What is required » Go through the entries below and pick out every line with "reposts".
-- Records for this exercise start --
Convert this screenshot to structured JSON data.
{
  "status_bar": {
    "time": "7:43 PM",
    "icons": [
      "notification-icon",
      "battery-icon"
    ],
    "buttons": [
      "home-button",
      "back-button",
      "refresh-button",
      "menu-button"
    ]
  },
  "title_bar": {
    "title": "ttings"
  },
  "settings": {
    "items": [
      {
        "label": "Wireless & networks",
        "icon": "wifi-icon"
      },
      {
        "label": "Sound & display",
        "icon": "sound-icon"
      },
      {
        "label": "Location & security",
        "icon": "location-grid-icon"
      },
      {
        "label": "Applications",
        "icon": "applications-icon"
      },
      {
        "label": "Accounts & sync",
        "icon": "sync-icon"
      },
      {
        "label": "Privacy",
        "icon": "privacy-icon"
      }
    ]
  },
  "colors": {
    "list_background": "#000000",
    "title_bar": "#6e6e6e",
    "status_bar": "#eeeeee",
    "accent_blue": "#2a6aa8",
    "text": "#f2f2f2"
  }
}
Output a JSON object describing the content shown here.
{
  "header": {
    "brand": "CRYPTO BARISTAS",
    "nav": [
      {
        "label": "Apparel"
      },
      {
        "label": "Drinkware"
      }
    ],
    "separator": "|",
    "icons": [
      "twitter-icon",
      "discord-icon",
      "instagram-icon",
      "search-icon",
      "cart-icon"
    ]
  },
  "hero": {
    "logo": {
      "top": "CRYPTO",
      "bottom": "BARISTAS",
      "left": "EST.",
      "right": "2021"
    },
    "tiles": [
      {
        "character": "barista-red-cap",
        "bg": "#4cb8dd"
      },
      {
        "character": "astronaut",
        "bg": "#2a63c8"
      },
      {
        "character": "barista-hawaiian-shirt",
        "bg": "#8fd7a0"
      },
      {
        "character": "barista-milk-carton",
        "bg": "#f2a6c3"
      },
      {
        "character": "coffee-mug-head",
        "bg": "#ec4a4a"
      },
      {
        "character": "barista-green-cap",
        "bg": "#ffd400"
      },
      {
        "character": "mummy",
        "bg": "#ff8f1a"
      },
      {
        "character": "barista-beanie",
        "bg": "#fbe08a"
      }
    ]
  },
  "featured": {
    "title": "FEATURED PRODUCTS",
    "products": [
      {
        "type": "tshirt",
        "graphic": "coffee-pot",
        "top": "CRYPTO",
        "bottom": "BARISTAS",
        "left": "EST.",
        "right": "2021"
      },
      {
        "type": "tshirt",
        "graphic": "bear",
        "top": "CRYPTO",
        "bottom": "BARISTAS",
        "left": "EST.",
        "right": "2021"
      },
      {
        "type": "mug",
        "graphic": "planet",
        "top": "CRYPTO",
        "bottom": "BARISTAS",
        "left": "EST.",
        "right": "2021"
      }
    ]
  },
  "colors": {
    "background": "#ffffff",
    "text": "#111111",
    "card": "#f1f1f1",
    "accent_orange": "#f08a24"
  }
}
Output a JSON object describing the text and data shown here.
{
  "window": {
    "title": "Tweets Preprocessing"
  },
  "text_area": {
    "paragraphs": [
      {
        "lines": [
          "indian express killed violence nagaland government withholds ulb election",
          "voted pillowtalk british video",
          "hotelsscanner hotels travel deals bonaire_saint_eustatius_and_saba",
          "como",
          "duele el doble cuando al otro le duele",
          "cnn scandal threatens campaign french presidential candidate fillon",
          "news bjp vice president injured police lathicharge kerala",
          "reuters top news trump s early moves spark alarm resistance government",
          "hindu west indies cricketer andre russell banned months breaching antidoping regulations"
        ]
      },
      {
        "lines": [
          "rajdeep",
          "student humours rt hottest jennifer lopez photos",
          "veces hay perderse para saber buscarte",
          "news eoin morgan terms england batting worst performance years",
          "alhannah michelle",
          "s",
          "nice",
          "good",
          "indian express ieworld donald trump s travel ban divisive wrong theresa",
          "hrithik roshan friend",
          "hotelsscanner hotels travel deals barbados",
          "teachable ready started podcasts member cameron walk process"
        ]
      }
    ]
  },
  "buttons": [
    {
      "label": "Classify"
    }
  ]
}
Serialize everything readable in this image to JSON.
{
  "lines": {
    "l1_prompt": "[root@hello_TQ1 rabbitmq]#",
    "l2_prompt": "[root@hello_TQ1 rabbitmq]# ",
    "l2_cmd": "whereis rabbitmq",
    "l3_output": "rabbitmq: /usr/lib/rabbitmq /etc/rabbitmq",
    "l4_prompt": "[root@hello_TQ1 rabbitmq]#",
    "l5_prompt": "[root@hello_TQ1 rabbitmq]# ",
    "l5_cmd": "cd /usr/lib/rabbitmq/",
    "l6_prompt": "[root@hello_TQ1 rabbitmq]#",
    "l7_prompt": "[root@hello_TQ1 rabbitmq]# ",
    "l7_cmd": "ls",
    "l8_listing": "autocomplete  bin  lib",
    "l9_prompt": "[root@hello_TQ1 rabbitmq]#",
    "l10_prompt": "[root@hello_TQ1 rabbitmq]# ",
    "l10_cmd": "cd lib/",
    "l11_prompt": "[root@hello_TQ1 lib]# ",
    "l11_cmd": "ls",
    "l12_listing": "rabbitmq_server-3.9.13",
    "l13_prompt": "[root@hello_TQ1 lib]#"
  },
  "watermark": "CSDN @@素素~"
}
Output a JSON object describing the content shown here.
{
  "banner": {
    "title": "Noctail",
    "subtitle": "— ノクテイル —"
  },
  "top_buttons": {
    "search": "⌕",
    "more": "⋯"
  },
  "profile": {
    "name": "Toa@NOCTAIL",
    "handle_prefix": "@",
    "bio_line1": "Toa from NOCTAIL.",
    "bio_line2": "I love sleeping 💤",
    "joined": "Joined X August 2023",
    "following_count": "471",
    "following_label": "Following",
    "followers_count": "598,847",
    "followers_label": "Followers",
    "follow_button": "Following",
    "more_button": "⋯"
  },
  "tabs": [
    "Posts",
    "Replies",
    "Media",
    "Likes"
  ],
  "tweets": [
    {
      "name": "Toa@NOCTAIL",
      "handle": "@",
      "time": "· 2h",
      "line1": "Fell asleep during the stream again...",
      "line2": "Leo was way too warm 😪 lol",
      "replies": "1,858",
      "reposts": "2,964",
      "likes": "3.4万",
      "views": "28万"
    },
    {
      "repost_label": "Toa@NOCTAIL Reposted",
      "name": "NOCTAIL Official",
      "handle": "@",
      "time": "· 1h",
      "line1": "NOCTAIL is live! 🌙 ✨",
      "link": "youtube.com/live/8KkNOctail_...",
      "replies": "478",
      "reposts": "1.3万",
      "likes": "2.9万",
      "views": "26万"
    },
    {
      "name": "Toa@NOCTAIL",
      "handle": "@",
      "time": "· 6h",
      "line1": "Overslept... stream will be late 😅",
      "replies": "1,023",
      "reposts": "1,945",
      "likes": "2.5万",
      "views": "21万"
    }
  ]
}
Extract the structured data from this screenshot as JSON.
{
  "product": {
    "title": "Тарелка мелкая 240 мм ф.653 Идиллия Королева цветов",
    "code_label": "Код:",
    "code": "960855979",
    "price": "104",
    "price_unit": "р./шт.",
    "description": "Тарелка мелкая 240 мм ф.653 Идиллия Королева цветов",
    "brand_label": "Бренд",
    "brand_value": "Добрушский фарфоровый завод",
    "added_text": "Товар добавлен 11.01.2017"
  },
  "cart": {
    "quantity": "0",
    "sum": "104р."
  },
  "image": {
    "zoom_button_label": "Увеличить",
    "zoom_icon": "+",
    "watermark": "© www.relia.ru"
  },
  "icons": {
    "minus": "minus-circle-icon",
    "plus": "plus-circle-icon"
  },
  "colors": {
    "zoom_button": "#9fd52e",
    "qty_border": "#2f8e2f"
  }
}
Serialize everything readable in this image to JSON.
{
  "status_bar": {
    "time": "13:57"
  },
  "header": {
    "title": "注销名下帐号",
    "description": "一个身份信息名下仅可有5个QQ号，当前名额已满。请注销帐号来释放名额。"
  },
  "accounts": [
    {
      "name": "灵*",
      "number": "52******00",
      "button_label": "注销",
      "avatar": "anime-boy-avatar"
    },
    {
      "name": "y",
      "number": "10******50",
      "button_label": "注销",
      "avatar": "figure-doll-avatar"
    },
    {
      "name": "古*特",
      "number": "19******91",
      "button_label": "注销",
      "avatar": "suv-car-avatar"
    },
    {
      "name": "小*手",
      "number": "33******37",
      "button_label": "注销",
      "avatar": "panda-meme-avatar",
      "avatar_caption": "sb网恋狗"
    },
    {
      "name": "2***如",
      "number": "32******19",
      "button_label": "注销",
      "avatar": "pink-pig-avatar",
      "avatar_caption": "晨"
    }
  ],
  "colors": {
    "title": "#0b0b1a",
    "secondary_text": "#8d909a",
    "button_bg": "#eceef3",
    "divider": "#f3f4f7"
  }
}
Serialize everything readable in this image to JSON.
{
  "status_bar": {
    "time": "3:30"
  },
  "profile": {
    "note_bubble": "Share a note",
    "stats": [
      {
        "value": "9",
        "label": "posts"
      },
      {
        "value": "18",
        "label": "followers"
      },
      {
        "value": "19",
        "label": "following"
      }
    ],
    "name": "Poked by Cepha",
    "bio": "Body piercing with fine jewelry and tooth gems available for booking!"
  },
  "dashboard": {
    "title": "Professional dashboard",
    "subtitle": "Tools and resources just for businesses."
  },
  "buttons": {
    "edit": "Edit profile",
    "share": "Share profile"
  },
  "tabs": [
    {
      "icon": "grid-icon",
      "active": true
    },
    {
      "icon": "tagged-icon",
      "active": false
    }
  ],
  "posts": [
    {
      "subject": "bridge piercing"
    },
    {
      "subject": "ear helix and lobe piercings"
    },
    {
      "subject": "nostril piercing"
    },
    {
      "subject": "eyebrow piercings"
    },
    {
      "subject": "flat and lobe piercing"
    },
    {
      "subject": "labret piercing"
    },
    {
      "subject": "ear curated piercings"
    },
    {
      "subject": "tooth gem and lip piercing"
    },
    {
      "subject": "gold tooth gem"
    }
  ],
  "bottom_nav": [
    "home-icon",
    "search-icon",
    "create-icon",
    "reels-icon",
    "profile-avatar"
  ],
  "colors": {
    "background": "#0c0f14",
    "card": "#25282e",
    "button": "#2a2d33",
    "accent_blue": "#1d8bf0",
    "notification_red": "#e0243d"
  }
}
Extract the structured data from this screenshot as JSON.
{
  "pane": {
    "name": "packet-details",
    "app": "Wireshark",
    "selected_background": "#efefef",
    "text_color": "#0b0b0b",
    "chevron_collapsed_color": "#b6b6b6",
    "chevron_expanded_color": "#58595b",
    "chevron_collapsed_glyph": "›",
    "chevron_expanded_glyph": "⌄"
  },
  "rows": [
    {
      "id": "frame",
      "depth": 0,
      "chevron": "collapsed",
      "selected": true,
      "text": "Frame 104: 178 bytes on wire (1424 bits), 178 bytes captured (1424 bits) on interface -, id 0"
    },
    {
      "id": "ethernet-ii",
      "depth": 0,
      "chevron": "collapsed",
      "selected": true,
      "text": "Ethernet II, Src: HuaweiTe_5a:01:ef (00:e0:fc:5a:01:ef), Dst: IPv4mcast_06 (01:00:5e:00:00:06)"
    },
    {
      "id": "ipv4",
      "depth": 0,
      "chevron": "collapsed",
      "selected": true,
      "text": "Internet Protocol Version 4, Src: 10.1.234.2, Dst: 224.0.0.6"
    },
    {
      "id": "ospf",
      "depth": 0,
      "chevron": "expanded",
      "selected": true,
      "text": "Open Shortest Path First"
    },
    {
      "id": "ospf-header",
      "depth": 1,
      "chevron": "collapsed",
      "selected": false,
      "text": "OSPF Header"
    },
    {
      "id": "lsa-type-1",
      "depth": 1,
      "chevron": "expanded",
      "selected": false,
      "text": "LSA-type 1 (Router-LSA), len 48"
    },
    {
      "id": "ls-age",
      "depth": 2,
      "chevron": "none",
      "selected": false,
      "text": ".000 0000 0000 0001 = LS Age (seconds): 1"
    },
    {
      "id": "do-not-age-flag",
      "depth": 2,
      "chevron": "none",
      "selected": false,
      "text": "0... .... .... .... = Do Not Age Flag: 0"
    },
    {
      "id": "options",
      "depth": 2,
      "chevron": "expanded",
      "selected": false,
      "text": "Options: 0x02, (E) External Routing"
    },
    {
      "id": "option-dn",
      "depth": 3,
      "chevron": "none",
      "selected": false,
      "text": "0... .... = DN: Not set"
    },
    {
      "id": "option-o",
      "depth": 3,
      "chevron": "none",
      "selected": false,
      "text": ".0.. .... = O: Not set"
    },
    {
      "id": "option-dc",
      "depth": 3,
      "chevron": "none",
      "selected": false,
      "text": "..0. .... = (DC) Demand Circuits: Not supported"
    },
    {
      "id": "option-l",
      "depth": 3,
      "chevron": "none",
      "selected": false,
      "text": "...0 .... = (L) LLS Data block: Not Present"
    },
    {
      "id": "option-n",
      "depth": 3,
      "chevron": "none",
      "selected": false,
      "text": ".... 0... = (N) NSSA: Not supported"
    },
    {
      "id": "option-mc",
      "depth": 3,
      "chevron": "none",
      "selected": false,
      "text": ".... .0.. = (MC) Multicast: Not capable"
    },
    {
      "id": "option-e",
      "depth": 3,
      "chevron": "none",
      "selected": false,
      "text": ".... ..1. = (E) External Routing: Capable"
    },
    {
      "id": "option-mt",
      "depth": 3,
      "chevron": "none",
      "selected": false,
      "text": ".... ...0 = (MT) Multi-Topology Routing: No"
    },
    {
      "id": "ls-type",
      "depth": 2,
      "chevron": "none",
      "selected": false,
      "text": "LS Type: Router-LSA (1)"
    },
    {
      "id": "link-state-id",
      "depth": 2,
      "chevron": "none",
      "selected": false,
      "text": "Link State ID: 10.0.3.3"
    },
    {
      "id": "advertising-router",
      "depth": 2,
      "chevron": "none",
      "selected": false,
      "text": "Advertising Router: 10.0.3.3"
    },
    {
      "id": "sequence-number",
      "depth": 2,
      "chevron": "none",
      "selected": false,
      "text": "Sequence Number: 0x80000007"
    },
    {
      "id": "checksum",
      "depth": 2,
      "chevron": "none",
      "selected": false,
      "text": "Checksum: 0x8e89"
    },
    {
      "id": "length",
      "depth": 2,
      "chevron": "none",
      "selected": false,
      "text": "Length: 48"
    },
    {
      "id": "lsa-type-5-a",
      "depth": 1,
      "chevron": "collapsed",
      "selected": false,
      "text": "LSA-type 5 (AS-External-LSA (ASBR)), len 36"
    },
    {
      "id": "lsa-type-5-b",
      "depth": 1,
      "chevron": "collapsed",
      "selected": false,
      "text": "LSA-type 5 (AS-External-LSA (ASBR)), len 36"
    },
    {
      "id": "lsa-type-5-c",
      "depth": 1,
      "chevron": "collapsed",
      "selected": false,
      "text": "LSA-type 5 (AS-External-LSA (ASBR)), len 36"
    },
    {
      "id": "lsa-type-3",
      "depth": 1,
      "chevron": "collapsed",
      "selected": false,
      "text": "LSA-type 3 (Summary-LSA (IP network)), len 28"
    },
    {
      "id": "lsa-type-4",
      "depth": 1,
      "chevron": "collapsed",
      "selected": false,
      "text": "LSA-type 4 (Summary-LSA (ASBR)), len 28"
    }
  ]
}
-- Records for this exercise end --
Complete response »
      "reposts": "2,964",
      "reposts": "1.3万",
      "reposts": "1,945",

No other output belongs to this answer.